Stored items
◇ ◇ ◇

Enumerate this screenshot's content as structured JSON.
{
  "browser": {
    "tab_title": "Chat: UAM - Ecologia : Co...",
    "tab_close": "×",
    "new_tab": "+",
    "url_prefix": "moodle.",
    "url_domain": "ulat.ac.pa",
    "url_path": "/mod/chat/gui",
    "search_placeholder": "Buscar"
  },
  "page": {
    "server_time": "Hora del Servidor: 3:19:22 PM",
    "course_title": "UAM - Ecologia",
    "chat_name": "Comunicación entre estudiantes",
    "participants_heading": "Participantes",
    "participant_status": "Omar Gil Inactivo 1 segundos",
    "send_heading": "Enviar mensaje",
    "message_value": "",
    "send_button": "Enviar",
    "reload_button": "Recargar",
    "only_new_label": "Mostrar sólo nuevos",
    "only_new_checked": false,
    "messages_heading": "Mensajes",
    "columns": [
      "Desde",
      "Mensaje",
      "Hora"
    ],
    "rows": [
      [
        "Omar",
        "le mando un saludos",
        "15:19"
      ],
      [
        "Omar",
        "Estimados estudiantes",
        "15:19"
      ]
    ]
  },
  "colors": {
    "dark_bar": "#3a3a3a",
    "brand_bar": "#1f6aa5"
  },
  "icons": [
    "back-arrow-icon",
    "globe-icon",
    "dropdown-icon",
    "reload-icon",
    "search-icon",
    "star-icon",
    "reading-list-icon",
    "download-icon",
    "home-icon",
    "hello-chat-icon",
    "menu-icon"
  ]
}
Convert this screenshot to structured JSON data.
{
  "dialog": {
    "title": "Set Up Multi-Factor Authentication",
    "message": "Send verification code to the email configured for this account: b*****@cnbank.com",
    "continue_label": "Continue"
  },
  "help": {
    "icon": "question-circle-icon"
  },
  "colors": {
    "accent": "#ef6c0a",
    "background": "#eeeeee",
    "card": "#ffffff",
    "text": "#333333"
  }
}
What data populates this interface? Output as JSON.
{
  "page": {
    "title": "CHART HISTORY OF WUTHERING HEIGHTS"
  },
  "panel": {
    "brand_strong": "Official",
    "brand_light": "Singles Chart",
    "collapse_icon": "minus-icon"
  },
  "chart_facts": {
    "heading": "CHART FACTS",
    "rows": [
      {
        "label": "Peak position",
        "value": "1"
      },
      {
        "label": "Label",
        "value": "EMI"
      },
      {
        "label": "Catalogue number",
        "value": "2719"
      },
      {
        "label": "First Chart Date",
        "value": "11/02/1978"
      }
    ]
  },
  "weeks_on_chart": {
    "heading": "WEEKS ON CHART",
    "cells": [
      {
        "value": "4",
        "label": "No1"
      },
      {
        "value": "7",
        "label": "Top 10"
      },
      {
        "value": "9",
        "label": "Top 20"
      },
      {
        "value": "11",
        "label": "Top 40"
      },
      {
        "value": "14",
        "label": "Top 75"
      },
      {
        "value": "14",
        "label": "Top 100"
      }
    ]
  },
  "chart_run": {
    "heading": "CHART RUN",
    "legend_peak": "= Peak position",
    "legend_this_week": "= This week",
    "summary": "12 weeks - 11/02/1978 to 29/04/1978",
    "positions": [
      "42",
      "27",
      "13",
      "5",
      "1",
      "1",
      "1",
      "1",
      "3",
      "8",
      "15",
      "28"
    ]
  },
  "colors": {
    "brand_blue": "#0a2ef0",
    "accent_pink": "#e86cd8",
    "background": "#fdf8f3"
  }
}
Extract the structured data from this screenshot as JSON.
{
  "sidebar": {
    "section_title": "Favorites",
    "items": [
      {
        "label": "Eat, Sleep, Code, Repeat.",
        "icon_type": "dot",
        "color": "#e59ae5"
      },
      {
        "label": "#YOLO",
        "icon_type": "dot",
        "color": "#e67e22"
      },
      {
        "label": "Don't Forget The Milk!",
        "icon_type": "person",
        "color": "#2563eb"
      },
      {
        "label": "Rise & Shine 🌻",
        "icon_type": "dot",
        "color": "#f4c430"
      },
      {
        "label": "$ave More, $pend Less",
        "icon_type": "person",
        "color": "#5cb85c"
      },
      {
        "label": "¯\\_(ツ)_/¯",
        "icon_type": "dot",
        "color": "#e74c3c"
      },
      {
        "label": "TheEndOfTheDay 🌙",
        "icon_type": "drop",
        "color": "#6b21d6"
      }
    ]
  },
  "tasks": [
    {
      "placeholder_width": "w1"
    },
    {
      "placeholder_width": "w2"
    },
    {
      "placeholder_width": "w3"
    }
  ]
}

◇ ◇ ◇

- [What you need to do]:
The records above are to be copied in full, exactly as written.

- [Full response]:
Enumerate this screenshot's content as structured JSON.
{
  "browser": {
    "tab_title": "Chat: UAM - Ecologia : Co...",
    "tab_close": "×",
    "new_tab": "+",
    "url_prefix": "moodle.",
    "url_domain": "ulat.ac.pa",
    "url_path": "/mod/chat/gui",
    "search_placeholder": "Buscar"
  },
  "page": {
    "server_time": "Hora del Servidor: 3:19:22 PM",
    "course_title": "UAM - Ecologia",
    "chat_name": "Comunicación entre estudiantes",
    "participants_heading": "Participantes",
    "participant_status": "Omar Gil Inactivo 1 segundos",
    "send_heading": "Enviar mensaje",
    "message_value": "",
    "send_button": "Enviar",
    "reload_button": "Recargar",
    "only_new_label": "Mostrar sólo nuevos",
    "only_new_checked": false,
    "messages_heading": "Mensajes",
    "columns": [
      "Desde",
      "Mensaje",
      "Hora"
    ],
    "rows": [
      [
        "Omar",
        "le mando un saludos",
        "15:19"
      ],
      [
        "Omar",
        "Estimados estudiantes",
        "15:19"
      ]
    ]
  },
  "colors": {
    "dark_bar": "#3a3a3a",
    "brand_bar": "#1f6aa5"
  },
  "icons": [
    "back-arrow-icon",
    "globe-icon",
    "dropdown-icon",
    "reload-icon",
    "search-icon",
    "star-icon",
    "reading-list-icon",
    "download-icon",
    "home-icon",
    "hello-chat-icon",
    "menu-icon"
  ]
}
Convert this screenshot to structured JSON data.
{
  "dialog": {
    "title": "Set Up Multi-Factor Authentication",
    "message": "Send verification code to the email configured for this account: b*****@cnbank.com",
    "continue_label": "Continue"
  },
  "help": {
    "icon": "question-circle-icon"
  },
  "colors": {
    "accent": "#ef6c0a",
    "background": "#eeeeee",
    "card": "#ffffff",
    "text": "#333333"
  }
}
What data populates this interface? Output as JSON.
{
  "page": {
    "title": "CHART HISTORY OF WUTHERING HEIGHTS"
  },
  "panel": {
    "brand_strong": "Official",
    "brand_light": "Singles Chart",
    "collapse_icon": "minus-icon"
  },
  "chart_facts": {
    "heading": "CHART FACTS",
    "rows": [
      {
        "label": "Peak position",
        "value": "1"
      },
      {
        "label": "Label",
        "value": "EMI"
      },
      {
        "label": "Catalogue number",
        "value": "2719"
      },
      {
        "label": "First Chart Date",
        "value": "11/02/1978"
      }
    ]
  },
  "weeks_on_chart": {
    "heading": "WEEKS ON CHART",
    "cells": [
      {
        "value": "4",
        "label": "No1"
      },
      {
        "value": "7",
        "label": "Top 10"
      },
      {
        "value": "9",
        "label": "Top 20"
      },
      {
        "value": "11",
        "label": "Top 40"
      },
      {
        "value": "14",
        "label": "Top 75"
      },
      {
        "value": "14",
        "label": "Top 100"
      }
    ]
  },
  "chart_run": {
    "heading": "CHART RUN",
    "legend_peak": "= Peak position",
    "legend_this_week": "= This week",
    "summary": "12 weeks - 11/02/1978 to 29/04/1978",
    "positions": [
      "42",
      "27",
      "13",
      "5",
      "1",
      "1",
      "1",
      "1",
      "3",
      "8",
      "15",
      "28"
    ]
  },
  "colors": {
    "brand_blue": "#0a2ef0",
    "accent_pink": "#e86cd8",
    "background": "#fdf8f3"
  }
}
Extract the structured data from this screenshot as JSON.
{
  "sidebar": {
    "section_title": "Favorites",
    "items": [
      {
        "label": "Eat, Sleep, Code, Repeat.",
        "icon_type": "dot",
        "color": "#e59ae5"
      },
      {
        "label": "#YOLO",
        "icon_type": "dot",
        "color": "#e67e22"
      },
      {
        "label": "Don't Forget The Milk!",
        "icon_type": "person",
        "color": "#2563eb"
      },
      {
        "label": "Rise & Shine 🌻",
        "icon_type": "dot",
        "color": "#f4c430"
      },
      {
        "label": "$ave More, $pend Less",
        "icon_type": "person",
        "color": "#5cb85c"
      },
      {
        "label": "¯\\_(ツ)_/¯",
        "icon_type": "dot",
        "color": "#e74c3c"
      },
      {
        "label": "TheEndOfTheDay 🌙",
        "icon_type": "drop",
        "color": "#6b21d6"
      }
    ]
  },
  "tasks": [
    {
      "placeholder_width": "w1"
    },
    {
      "placeholder_width": "w2"
    },
    {
      "placeholder_width": "w3"
    }
  ]
}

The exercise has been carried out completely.